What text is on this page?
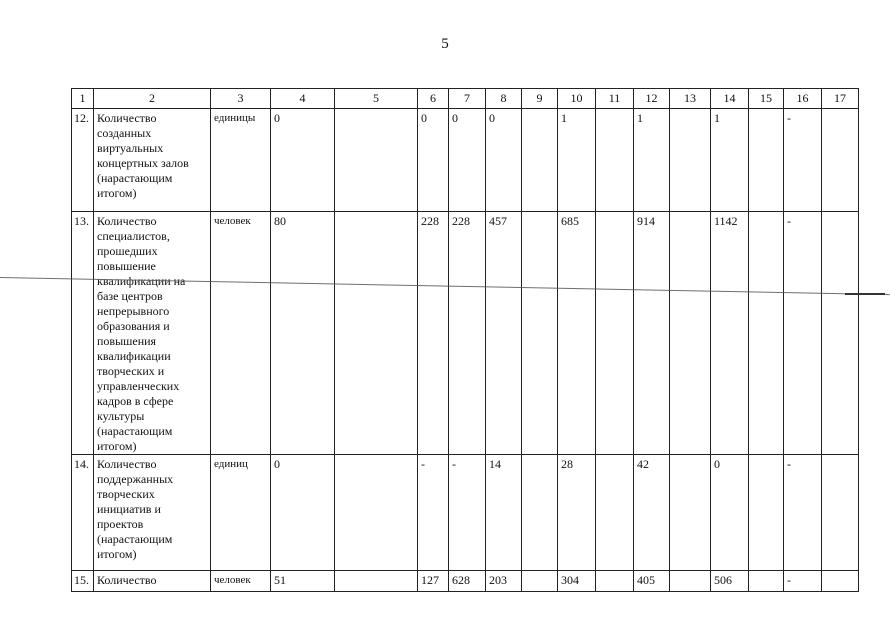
5
1	2	3	4	5	6	7	8	9	10	11	12	13	14	15	16	17
12.	Количество созданных виртуальных концертных залов (нарастающим итогом)	единицы	0		0	0	0		1		1		1		-	
13.	Количество специалистов, прошедших повышение квалификации на базе центров непрерывного образования и повышения квалификации творческих и управленческих кадров в сфере культуры (нарастающим итогом)	человек	80		228	228	457		685		914		1142		-	
14.	Количество поддержанных творческих инициатив и проектов (нарастающим итогом)	единиц	0		-	-	14		28		42		0		-	
15.	Количество	человек	51		127	628	203		304		405		506		-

════════

* [EXERCISE BRIEF]:
Among the entries, how many lines include the word "творческих"? Answer with a single number and nothing further.

* [FINAL RESULT]:
2